-- Data records start --

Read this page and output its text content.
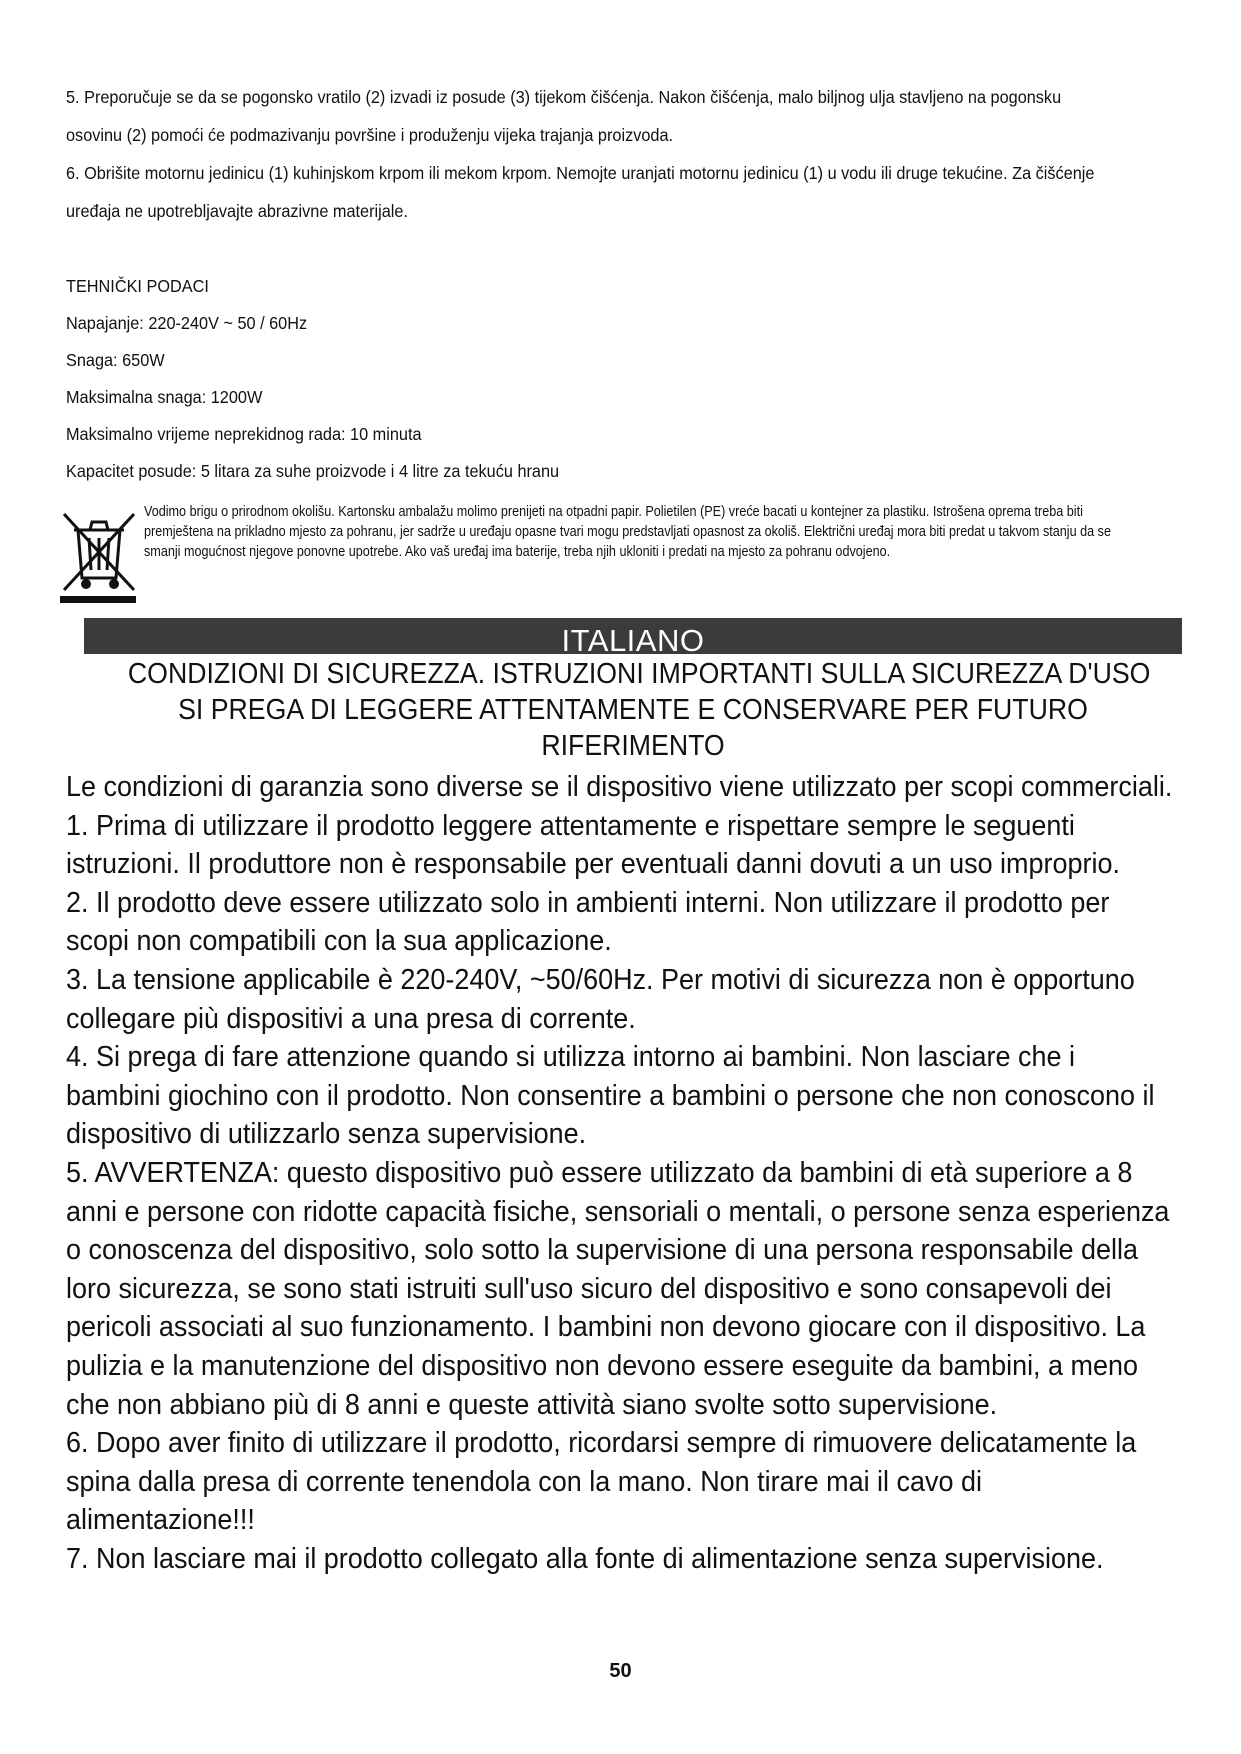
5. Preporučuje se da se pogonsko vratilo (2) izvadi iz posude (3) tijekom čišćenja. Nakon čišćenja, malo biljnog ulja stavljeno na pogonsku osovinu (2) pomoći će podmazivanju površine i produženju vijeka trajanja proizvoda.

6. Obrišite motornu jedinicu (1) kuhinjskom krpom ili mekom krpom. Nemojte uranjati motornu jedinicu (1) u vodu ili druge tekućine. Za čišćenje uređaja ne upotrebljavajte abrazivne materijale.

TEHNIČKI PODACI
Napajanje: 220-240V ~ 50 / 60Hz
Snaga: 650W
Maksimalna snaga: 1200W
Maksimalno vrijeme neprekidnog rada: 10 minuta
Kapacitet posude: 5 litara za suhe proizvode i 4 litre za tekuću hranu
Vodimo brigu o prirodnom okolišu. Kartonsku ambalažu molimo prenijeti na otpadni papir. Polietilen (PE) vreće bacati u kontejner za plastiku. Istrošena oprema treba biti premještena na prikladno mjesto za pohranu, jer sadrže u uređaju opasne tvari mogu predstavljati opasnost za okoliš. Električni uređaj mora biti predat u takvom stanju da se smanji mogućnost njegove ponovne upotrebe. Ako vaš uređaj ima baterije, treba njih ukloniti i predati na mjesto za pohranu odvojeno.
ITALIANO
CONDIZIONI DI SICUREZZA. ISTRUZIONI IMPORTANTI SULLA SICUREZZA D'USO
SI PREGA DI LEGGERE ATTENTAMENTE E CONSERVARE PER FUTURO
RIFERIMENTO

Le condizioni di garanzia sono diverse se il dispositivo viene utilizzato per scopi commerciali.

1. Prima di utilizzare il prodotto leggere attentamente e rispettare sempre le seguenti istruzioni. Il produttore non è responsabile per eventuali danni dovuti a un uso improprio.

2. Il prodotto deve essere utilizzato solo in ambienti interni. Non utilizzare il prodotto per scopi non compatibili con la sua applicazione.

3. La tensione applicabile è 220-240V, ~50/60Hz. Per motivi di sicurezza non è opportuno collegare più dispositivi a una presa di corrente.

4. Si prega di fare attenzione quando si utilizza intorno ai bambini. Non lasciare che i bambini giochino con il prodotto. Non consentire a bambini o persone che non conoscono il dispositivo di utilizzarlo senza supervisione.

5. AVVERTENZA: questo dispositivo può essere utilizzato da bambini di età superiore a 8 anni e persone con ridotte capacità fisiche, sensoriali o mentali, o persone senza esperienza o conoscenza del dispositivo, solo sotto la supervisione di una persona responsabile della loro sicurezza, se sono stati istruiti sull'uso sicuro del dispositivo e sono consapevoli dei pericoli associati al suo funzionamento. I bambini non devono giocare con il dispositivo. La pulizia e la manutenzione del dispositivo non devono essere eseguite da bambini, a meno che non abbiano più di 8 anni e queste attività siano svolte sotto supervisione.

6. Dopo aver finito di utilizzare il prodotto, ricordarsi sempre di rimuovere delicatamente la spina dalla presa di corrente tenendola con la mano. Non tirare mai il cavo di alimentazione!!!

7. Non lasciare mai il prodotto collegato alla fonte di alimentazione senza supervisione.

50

-- Data records end --
-- Data records start --

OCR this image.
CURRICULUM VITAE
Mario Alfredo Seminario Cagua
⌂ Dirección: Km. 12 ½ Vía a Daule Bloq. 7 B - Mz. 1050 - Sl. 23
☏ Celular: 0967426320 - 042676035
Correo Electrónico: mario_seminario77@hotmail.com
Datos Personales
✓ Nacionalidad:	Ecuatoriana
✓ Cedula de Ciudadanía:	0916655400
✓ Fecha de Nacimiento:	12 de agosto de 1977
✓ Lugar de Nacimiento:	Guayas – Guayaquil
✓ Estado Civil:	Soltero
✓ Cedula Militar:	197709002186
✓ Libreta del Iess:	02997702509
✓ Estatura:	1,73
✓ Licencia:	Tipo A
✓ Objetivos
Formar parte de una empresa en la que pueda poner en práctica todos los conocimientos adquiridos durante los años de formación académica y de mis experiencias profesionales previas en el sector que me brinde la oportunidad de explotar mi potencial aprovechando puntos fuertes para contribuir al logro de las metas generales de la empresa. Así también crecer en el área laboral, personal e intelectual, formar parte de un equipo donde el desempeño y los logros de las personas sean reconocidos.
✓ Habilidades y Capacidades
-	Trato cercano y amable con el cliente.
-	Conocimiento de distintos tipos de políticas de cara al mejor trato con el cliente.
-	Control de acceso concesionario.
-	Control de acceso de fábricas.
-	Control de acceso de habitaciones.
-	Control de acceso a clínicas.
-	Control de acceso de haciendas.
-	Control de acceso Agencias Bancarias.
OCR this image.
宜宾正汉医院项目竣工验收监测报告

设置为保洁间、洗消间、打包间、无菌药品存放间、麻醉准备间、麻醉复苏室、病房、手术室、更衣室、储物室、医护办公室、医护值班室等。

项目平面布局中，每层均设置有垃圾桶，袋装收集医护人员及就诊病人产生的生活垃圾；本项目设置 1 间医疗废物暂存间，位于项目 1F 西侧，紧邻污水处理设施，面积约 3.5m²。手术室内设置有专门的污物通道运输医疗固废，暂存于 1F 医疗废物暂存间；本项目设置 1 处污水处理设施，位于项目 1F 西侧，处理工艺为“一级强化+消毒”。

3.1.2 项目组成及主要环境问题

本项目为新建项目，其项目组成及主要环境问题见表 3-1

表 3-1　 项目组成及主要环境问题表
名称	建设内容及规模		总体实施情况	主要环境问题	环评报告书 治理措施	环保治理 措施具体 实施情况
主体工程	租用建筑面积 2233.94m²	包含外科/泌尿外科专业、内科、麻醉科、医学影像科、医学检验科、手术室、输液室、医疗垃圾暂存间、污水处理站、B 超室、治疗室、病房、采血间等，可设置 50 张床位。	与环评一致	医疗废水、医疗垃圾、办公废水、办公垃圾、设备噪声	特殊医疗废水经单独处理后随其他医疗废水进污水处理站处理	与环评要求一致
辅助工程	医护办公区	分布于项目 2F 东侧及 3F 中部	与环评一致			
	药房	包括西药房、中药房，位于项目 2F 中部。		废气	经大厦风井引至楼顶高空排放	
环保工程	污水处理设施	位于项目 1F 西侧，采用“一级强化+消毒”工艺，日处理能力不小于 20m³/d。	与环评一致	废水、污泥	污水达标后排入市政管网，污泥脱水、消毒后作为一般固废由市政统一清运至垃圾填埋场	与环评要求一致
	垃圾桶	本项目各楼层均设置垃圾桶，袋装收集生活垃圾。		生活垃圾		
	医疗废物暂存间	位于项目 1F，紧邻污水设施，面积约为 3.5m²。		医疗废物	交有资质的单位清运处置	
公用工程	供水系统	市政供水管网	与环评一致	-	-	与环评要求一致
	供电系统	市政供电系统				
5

-- Data records end --
-- Data records start --

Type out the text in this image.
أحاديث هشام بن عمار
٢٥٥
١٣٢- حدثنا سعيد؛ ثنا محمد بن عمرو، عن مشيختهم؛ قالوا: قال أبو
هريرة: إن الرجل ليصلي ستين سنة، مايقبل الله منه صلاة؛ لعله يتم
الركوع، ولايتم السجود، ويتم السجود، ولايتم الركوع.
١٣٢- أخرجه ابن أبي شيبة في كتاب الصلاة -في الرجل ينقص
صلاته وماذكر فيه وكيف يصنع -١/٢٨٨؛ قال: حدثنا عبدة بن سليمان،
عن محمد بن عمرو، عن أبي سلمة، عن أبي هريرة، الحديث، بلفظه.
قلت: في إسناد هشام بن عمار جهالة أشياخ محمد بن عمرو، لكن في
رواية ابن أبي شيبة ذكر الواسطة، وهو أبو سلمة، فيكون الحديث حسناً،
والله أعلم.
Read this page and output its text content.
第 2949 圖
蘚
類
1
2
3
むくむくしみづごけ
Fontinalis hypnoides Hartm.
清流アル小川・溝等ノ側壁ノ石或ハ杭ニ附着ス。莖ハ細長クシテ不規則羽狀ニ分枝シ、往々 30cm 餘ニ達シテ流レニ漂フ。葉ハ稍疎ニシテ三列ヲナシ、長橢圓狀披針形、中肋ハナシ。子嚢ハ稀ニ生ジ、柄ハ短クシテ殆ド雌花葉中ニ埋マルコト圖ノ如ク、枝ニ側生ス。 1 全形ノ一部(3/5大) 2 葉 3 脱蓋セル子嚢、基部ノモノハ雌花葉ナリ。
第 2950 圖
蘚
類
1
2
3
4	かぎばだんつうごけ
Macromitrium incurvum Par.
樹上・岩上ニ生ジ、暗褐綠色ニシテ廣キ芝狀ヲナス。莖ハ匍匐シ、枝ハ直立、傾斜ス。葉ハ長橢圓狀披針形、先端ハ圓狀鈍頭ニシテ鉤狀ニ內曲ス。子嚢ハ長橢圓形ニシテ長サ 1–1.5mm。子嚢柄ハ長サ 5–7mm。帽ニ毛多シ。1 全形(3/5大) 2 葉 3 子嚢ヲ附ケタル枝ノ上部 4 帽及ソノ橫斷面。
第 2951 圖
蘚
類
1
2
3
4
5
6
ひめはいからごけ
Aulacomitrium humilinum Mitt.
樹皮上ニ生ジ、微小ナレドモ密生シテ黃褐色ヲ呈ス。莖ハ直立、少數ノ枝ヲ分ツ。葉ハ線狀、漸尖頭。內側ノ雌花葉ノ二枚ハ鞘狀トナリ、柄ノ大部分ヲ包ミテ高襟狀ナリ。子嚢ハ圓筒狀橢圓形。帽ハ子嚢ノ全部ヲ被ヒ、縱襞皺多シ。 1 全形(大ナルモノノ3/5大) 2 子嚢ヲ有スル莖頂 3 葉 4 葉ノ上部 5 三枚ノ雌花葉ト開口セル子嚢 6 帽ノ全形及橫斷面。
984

-- Data records end --

## What the task requires
Go through the entries above and count the lines containing the word "سلمة"; give only that count.

## Correct response
2